### CHALLENGE
Search the records below for the word "true" and show every line where it occurs.

[Stored data entries]
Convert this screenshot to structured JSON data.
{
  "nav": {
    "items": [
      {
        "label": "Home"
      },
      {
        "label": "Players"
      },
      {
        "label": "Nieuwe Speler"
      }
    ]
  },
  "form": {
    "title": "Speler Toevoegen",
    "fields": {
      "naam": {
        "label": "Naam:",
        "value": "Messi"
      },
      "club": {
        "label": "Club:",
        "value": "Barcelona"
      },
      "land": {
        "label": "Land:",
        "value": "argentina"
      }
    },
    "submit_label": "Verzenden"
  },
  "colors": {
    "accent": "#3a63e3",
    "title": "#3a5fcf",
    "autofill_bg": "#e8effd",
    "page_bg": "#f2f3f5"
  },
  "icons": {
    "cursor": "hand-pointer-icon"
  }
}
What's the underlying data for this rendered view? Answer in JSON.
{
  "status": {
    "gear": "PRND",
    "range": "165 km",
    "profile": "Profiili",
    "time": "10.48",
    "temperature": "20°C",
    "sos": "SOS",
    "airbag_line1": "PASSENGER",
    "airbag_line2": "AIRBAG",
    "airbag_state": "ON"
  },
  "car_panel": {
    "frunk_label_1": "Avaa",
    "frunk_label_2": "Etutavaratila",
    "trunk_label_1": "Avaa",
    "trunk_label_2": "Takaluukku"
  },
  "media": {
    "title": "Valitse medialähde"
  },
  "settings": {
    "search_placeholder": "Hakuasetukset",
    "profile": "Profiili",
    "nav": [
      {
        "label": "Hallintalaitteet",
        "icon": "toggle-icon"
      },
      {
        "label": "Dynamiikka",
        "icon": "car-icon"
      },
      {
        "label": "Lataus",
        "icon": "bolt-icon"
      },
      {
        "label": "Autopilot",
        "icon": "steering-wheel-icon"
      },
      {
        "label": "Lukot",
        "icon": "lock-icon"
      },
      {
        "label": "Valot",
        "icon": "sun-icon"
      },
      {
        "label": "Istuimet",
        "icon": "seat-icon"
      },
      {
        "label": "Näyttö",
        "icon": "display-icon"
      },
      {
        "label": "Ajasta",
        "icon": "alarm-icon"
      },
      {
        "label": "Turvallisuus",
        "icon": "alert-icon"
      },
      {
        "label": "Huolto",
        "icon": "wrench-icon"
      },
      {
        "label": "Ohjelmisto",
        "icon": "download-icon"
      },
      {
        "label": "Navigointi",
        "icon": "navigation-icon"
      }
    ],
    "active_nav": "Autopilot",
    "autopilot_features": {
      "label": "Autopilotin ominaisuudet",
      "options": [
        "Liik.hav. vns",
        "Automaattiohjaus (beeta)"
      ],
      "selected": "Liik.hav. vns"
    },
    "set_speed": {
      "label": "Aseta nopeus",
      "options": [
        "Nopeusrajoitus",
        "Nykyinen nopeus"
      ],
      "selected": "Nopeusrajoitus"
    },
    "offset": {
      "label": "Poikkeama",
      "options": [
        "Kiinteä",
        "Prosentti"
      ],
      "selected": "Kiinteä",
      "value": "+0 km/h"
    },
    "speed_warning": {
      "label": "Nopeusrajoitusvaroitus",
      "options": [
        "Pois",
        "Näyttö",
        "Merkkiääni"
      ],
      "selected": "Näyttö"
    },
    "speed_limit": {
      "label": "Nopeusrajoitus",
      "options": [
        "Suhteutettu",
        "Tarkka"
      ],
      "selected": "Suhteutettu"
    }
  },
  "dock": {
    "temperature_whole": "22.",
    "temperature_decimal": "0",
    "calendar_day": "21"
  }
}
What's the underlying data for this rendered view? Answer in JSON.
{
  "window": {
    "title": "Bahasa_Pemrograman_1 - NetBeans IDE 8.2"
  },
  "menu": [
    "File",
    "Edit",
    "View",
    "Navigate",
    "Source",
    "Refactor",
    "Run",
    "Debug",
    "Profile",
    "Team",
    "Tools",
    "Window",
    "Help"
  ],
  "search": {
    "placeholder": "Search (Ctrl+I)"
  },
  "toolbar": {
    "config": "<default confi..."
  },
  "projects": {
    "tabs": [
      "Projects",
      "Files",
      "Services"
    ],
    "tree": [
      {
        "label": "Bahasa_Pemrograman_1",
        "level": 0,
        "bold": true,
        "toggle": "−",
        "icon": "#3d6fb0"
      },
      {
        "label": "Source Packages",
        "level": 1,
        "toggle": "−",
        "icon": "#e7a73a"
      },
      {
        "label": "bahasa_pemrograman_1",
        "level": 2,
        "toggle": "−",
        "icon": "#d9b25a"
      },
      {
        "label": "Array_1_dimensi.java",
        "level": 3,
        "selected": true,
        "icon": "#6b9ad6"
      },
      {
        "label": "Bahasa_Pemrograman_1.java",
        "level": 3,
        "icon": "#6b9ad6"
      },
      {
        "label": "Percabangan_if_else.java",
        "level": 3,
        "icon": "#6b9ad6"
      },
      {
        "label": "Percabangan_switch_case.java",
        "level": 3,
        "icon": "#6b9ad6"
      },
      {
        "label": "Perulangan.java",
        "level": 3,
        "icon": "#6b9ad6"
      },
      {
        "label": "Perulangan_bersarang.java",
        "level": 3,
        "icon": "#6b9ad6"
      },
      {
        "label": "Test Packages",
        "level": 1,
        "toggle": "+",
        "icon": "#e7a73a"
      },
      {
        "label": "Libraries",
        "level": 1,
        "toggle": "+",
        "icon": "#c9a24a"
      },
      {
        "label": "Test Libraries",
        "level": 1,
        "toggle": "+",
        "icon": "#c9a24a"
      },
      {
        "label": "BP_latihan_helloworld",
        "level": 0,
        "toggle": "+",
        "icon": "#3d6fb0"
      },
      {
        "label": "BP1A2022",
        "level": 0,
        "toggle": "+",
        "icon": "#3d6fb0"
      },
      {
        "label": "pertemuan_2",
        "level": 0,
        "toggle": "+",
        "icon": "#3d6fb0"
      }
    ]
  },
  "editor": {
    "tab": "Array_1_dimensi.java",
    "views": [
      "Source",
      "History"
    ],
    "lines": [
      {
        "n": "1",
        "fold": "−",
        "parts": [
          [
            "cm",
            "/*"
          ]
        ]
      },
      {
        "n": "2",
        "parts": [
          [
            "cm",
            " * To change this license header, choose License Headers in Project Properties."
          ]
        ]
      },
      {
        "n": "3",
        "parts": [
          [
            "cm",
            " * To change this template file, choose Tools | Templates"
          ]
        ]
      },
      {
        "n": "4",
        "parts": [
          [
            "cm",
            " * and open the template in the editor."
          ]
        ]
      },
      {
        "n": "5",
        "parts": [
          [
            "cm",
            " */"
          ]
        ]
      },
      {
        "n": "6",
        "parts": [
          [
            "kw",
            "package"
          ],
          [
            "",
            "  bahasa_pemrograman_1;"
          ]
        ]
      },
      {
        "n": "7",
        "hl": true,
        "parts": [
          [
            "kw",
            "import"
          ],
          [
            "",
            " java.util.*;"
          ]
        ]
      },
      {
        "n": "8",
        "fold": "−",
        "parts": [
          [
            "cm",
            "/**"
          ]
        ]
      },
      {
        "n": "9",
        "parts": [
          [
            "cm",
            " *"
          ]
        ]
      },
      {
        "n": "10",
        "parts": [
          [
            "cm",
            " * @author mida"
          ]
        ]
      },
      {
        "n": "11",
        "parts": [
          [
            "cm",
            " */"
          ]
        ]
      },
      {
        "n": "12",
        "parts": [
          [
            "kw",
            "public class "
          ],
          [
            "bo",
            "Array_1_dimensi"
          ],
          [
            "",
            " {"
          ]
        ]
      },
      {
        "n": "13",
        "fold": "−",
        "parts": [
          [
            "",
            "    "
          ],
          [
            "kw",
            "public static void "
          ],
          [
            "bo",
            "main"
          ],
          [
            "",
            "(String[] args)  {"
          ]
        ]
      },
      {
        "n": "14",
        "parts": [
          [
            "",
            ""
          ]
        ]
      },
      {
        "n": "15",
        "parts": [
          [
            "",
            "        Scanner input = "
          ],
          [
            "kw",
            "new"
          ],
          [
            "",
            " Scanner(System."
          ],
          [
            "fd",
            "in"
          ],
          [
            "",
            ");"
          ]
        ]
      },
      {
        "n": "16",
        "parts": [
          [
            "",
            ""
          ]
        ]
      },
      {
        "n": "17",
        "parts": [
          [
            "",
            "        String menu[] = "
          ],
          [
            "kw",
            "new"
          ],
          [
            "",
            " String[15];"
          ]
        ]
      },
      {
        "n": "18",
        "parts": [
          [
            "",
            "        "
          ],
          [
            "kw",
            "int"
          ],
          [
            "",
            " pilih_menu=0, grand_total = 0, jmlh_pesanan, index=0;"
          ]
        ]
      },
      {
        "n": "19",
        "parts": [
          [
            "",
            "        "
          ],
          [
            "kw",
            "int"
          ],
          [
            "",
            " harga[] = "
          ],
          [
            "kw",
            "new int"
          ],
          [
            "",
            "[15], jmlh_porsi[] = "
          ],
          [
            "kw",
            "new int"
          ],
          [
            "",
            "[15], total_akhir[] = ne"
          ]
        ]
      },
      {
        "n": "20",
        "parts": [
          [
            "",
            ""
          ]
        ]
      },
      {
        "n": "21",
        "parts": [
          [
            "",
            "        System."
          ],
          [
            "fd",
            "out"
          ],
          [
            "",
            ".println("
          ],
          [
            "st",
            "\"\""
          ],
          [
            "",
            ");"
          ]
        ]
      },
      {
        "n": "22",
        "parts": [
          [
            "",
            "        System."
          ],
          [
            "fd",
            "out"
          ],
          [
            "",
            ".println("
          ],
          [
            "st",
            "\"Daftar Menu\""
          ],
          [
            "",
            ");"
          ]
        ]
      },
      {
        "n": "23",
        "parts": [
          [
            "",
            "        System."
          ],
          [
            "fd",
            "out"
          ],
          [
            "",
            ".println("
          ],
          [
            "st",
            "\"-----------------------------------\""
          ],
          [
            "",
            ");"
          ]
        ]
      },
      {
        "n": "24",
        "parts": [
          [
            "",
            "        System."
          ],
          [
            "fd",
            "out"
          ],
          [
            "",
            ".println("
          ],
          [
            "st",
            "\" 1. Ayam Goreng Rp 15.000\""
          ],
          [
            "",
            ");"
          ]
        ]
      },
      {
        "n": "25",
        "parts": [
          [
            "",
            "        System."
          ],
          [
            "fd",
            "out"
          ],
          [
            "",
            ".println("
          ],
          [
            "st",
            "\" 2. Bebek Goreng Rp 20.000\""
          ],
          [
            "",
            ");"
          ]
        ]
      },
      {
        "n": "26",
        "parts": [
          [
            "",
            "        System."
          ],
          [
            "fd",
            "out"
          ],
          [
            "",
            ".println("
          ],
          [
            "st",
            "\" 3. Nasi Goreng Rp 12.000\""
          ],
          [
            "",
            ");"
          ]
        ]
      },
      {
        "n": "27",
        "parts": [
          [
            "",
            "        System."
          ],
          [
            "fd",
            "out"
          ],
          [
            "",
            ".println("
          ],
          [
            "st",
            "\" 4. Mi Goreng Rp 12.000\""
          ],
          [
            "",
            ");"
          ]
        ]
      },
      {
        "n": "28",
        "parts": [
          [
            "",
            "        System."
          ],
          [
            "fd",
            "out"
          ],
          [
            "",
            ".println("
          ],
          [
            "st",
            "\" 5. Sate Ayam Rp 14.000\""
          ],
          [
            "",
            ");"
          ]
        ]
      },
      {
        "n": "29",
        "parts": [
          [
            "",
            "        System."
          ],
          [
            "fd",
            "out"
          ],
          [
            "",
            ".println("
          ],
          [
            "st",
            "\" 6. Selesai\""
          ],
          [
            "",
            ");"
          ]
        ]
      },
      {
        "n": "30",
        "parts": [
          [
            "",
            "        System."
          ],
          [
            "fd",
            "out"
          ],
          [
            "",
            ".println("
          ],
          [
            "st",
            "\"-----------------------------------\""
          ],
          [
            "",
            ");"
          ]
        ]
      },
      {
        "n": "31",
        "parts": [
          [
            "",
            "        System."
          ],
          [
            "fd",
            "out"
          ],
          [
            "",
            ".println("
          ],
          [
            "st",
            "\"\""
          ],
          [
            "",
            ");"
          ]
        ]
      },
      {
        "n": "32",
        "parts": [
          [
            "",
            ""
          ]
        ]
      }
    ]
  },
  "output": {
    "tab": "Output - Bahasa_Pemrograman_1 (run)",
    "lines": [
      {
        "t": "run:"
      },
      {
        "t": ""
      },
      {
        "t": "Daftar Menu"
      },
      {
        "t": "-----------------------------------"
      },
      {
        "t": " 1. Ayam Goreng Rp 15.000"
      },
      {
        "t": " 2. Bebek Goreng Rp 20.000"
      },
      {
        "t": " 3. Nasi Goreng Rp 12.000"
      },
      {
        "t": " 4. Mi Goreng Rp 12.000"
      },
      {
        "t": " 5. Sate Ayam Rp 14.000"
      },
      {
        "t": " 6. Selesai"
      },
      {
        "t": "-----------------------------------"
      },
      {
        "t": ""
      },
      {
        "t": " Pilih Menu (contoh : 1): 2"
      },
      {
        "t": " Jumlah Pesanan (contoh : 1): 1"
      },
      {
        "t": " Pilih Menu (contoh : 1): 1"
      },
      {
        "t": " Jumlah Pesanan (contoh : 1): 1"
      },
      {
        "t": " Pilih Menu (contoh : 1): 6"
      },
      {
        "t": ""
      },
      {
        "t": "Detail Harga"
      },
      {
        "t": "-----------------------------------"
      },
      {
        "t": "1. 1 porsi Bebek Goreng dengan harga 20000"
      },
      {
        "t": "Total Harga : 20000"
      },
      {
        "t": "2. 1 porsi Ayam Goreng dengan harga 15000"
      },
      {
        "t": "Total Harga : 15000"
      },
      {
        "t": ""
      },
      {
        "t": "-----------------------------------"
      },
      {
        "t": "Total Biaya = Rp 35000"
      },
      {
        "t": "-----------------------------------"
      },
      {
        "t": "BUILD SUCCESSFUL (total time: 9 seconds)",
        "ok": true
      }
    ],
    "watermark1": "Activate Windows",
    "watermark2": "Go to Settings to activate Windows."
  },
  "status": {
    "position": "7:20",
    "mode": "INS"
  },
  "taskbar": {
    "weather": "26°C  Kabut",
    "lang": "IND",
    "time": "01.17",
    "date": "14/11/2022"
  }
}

### OUTPUT
        "bold": true,
        "selected": true,
        "hl": true,
        "ok": true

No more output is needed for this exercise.